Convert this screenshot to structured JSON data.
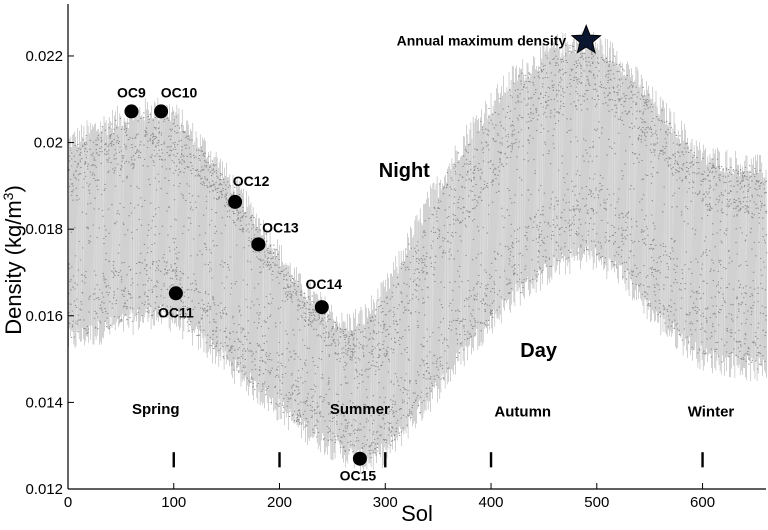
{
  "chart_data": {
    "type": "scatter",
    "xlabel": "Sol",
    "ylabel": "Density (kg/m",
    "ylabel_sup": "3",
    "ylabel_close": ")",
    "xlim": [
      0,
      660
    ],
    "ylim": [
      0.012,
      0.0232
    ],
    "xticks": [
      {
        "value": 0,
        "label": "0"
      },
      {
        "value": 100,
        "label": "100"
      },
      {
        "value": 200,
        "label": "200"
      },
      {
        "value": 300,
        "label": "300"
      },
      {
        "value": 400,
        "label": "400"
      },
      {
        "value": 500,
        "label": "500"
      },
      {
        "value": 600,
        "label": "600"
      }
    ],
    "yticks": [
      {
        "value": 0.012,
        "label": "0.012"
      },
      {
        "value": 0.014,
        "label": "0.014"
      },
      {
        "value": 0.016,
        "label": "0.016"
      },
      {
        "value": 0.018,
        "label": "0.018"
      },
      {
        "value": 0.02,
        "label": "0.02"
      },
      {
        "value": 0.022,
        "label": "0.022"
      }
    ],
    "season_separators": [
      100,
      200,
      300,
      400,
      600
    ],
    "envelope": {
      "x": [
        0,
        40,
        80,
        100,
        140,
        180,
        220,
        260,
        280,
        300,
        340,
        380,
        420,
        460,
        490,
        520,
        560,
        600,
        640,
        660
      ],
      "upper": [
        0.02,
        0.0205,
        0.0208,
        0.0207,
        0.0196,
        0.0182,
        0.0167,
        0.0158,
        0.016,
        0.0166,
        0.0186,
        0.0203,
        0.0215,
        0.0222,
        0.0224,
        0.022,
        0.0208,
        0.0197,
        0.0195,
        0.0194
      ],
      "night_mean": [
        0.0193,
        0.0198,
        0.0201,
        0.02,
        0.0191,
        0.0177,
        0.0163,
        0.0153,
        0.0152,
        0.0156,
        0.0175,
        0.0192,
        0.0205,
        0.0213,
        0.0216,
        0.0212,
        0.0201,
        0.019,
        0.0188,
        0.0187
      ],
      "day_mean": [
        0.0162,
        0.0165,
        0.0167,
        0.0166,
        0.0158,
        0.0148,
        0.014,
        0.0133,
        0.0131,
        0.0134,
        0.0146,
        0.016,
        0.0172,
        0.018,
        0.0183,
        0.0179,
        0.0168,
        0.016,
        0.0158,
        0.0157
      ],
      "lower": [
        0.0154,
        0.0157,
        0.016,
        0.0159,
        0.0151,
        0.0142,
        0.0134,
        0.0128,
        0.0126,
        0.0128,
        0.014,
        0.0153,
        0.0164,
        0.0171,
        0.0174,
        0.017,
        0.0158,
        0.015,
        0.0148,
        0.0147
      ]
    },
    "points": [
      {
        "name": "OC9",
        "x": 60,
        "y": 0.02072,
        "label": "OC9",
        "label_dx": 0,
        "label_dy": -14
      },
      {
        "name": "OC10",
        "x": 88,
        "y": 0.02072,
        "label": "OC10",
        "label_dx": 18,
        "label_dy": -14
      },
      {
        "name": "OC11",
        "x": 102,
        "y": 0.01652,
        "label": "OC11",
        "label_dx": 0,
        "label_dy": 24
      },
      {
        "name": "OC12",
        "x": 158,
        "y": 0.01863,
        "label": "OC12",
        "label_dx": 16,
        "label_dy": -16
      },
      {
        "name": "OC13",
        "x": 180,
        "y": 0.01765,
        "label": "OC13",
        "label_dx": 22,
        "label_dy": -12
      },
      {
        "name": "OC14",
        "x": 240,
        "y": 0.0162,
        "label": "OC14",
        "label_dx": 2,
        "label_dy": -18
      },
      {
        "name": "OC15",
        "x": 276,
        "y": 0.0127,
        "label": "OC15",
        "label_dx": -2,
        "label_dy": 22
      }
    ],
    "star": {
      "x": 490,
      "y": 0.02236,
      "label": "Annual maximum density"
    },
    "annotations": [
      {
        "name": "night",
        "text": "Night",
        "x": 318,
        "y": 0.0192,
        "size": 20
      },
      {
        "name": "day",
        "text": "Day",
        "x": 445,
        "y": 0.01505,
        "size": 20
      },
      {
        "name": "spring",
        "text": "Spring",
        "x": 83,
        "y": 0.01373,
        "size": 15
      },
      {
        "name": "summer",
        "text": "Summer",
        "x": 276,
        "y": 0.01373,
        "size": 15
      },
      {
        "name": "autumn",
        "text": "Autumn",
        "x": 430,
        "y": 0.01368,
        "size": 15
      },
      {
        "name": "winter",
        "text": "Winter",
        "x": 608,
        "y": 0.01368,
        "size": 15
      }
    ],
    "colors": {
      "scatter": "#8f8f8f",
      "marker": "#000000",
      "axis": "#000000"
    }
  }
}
+ + + +
> [SHORT TASK]:
Copy all the records above exactly, but leave out the pictures.

> [THE REPLY]:
Convert this screenshot to structured JSON data.
{
  "chart_data": {
    "type": "scatter",
    "xlabel": "Sol",
    "ylabel": "Density (kg/m",
    "ylabel_sup": "3",
    "ylabel_close": ")",
    "xlim": [
      0,
      660
    ],
    "ylim": [
      0.012,
      0.0232
    ],
    "xticks": [
      {
        "value": 0,
        "label": "0"
      },
      {
        "value": 100,
        "label": "100"
      },
      {
        "value": 200,
        "label": "200"
      },
      {
        "value": 300,
        "label": "300"
      },
      {
        "value": 400,
        "label": "400"
      },
      {
        "value": 500,
        "label": "500"
      },
      {
        "value": 600,
        "label": "600"
      }
    ],
    "yticks": [
      {
        "value": 0.012,
        "label": "0.012"
      },
      {
        "value": 0.014,
        "label": "0.014"
      },
      {
        "value": 0.016,
        "label": "0.016"
      },
      {
        "value": 0.018,
        "label": "0.018"
      },
      {
        "value": 0.02,
        "label": "0.02"
      },
      {
        "value": 0.022,
        "label": "0.022"
      }
    ],
    "season_separators": [
      100,
      200,
      300,
      400,
      600
    ],
    "envelope": {
      "x": [
        0,
        40,
        80,
        100,
        140,
        180,
        220,
        260,
        280,
        300,
        340,
        380,
        420,
        460,
        490,
        520,
        560,
        600,
        640,
        660
      ],
      "upper": [
        0.02,
        0.0205,
        0.0208,
        0.0207,
        0.0196,
        0.0182,
        0.0167,
        0.0158,
        0.016,
        0.0166,
        0.0186,
        0.0203,
        0.0215,
        0.0222,
        0.0224,
        0.022,
        0.0208,
        0.0197,
        0.0195,
        0.0194
      ],
      "night_mean": [
        0.0193,
        0.0198,
        0.0201,
        0.02,
        0.0191,
        0.0177,
        0.0163,
        0.0153,
        0.0152,
        0.0156,
        0.0175,
        0.0192,
        0.0205,
        0.0213,
        0.0216,
        0.0212,
        0.0201,
        0.019,
        0.0188,
        0.0187
      ],
      "day_mean": [
        0.0162,
        0.0165,
        0.0167,
        0.0166,
        0.0158,
        0.0148,
        0.014,
        0.0133,
        0.0131,
        0.0134,
        0.0146,
        0.016,
        0.0172,
        0.018,
        0.0183,
        0.0179,
        0.0168,
        0.016,
        0.0158,
        0.0157
      ],
      "lower": [
        0.0154,
        0.0157,
        0.016,
        0.0159,
        0.0151,
        0.0142,
        0.0134,
        0.0128,
        0.0126,
        0.0128,
        0.014,
        0.0153,
        0.0164,
        0.0171,
        0.0174,
        0.017,
        0.0158,
        0.015,
        0.0148,
        0.0147
      ]
    },
    "points": [
      {
        "name": "OC9",
        "x": 60,
        "y": 0.02072,
        "label": "OC9",
        "label_dx": 0,
        "label_dy": -14
      },
      {
        "name": "OC10",
        "x": 88,
        "y": 0.02072,
        "label": "OC10",
        "label_dx": 18,
        "label_dy": -14
      },
      {
        "name": "OC11",
        "x": 102,
        "y": 0.01652,
        "label": "OC11",
        "label_dx": 0,
        "label_dy": 24
      },
      {
        "name": "OC12",
        "x": 158,
        "y": 0.01863,
        "label": "OC12",
        "label_dx": 16,
        "label_dy": -16
      },
      {
        "name": "OC13",
        "x": 180,
        "y": 0.01765,
        "label": "OC13",
        "label_dx": 22,
        "label_dy": -12
      },
      {
        "name": "OC14",
        "x": 240,
        "y": 0.0162,
        "label": "OC14",
        "label_dx": 2,
        "label_dy": -18
      },
      {
        "name": "OC15",
        "x": 276,
        "y": 0.0127,
        "label": "OC15",
        "label_dx": -2,
        "label_dy": 22
      }
    ],
    "star": {
      "x": 490,
      "y": 0.02236,
      "label": "Annual maximum density"
    },
    "annotations": [
      {
        "name": "night",
        "text": "Night",
        "x": 318,
        "y": 0.0192,
        "size": 20
      },
      {
        "name": "day",
        "text": "Day",
        "x": 445,
        "y": 0.01505,
        "size": 20
      },
      {
        "name": "spring",
        "text": "Spring",
        "x": 83,
        "y": 0.01373,
        "size": 15
      },
      {
        "name": "summer",
        "text": "Summer",
        "x": 276,
        "y": 0.01373,
        "size": 15
      },
      {
        "name": "autumn",
        "text": "Autumn",
        "x": 430,
        "y": 0.01368,
        "size": 15
      },
      {
        "name": "winter",
        "text": "Winter",
        "x": 608,
        "y": 0.01368,
        "size": 15
      }
    ],
    "colors": {
      "scatter": "#8f8f8f",
      "marker": "#000000",
      "axis": "#000000"
    }
  }
}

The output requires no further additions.